• **Task requirements**:
In this exercise, reproduce all the entries that follow exactly.

Saved entries

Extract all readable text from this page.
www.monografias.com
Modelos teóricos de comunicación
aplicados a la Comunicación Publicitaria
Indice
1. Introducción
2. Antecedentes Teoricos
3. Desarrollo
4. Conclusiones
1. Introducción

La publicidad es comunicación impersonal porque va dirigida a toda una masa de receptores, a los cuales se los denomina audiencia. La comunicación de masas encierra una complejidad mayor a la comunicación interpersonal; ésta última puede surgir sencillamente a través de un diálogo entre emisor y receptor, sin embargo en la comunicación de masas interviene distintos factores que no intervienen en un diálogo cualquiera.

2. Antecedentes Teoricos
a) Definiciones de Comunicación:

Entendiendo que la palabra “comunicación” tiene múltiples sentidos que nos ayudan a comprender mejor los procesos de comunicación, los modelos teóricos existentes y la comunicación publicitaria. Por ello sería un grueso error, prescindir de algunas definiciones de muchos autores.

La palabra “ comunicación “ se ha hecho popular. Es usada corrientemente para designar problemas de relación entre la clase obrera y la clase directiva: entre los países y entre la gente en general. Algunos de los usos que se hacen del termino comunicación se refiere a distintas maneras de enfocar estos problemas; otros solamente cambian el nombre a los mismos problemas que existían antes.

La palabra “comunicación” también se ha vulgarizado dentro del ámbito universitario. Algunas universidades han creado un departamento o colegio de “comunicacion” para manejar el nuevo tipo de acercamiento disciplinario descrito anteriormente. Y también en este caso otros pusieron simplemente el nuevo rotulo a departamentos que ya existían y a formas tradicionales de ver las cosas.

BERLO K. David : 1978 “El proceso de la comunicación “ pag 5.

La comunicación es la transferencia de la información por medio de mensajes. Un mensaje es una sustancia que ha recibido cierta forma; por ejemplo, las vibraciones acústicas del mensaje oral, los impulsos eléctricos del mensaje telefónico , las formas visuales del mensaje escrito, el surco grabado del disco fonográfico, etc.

• **Result for this exercise**:
Extract all readable text from this page.
www.monografias.com
Modelos teóricos de comunicación
aplicados a la Comunicación Publicitaria
Indice
1. Introducción
2. Antecedentes Teoricos
3. Desarrollo
4. Conclusiones
1. Introducción

La publicidad es comunicación impersonal porque va dirigida a toda una masa de receptores, a los cuales se los denomina audiencia. La comunicación de masas encierra una complejidad mayor a la comunicación interpersonal; ésta última puede surgir sencillamente a través de un diálogo entre emisor y receptor, sin embargo en la comunicación de masas interviene distintos factores que no intervienen en un diálogo cualquiera.

2. Antecedentes Teoricos
a) Definiciones de Comunicación:

Entendiendo que la palabra “comunicación” tiene múltiples sentidos que nos ayudan a comprender mejor los procesos de comunicación, los modelos teóricos existentes y la comunicación publicitaria. Por ello sería un grueso error, prescindir de algunas definiciones de muchos autores.

La palabra “ comunicación “ se ha hecho popular. Es usada corrientemente para designar problemas de relación entre la clase obrera y la clase directiva: entre los países y entre la gente en general. Algunos de los usos que se hacen del termino comunicación se refiere a distintas maneras de enfocar estos problemas; otros solamente cambian el nombre a los mismos problemas que existían antes.

La palabra “comunicación” también se ha vulgarizado dentro del ámbito universitario. Algunas universidades han creado un departamento o colegio de “comunicacion” para manejar el nuevo tipo de acercamiento disciplinario descrito anteriormente. Y también en este caso otros pusieron simplemente el nuevo rotulo a departamentos que ya existían y a formas tradicionales de ver las cosas.

BERLO K. David : 1978 “El proceso de la comunicación “ pag 5.

La comunicación es la transferencia de la información por medio de mensajes. Un mensaje es una sustancia que ha recibido cierta forma; por ejemplo, las vibraciones acústicas del mensaje oral, los impulsos eléctricos del mensaje telefónico , las formas visuales del mensaje escrito, el surco grabado del disco fonográfico, etc.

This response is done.